TESTO DA LEGGERE:
------------------------
Il tuo algoritmo non ha mai preso in considerazione le loro vite né quanto, per la loro esistenza, il lavoro fosse importante, perché nessuno ha pensato di introdurvi un parametro che indicasse la semplicità di trovare un successivo lavoro.
Provi orrore a sentirti anche un po' responsabile della loro sorte e quella dei loro cari, vero? Ma non è di questo che voglio parlarti, perché è semplicemente stupido provare a buttare la croce solo su di te.
Sei solo stato lo strumento di un sistema che avrebbe comunque licenziato e abbandonato le persone; forse lo avrebbe fatto con un po' più di umanità, ma il risultato alla fine sarebbe stato simile. Anzi no, forse, invece di Mina, Alberto e Michele, il primo ad andare fuori saresti stato tu, proprio perché avevi maggiori probabilità di sopravvivere.
------------------------
DATI DISPONIBILI:

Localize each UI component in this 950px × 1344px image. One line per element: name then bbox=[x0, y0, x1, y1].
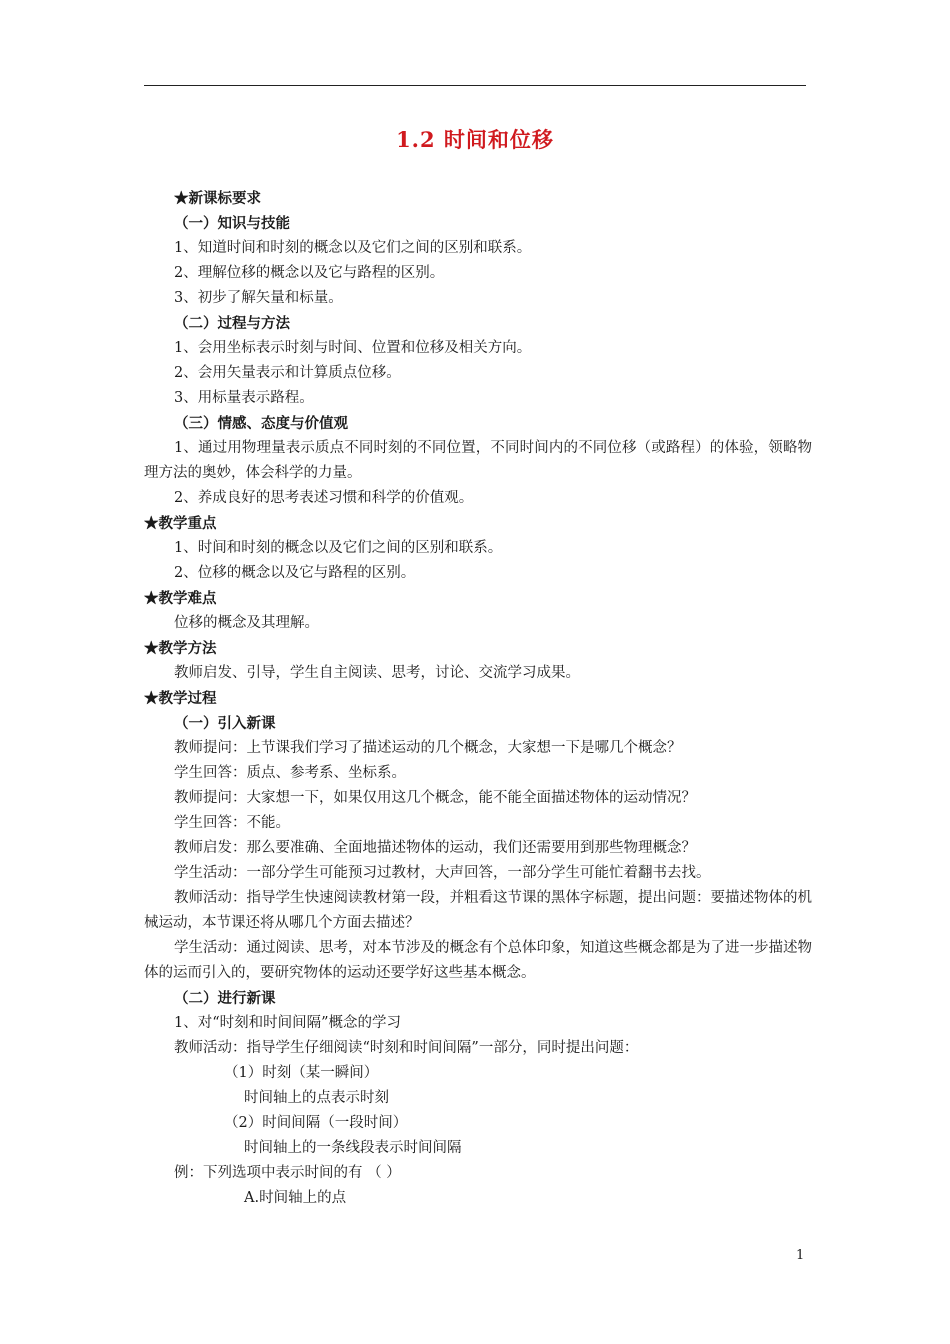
------------------------
DA FARE: Estrai per intero il testo sull'algoritmo e i licenziamenti, senza modificarne neanche una parola. I dati non servono a nulla in questo caso.

ESITO DEL COMPITO:
Il tuo algoritmo non ha mai preso in considerazione le loro vite né quanto, per la loro esistenza, il lavoro fosse importante, perché nessuno ha pensato di introdurvi un parametro che indicasse la semplicità di trovare un successivo lavoro.
Provi orrore a sentirti anche un po' responsabile della loro sorte e quella dei loro cari, vero? Ma non è di questo che voglio parlarti, perché è semplicemente stupido provare a buttare la croce solo su di te.
Sei solo stato lo strumento di un sistema che avrebbe comunque licenziato e abbandonato le persone; forse lo avrebbe fatto con un po' più di umanità, ma il risultato alla fine sarebbe stato simile. Anzi no, forse, invece di Mina, Alberto e Michele, il primo ad andare fuori saresti stato tu, proprio perché avevi maggiori probabilità di sopravvivere.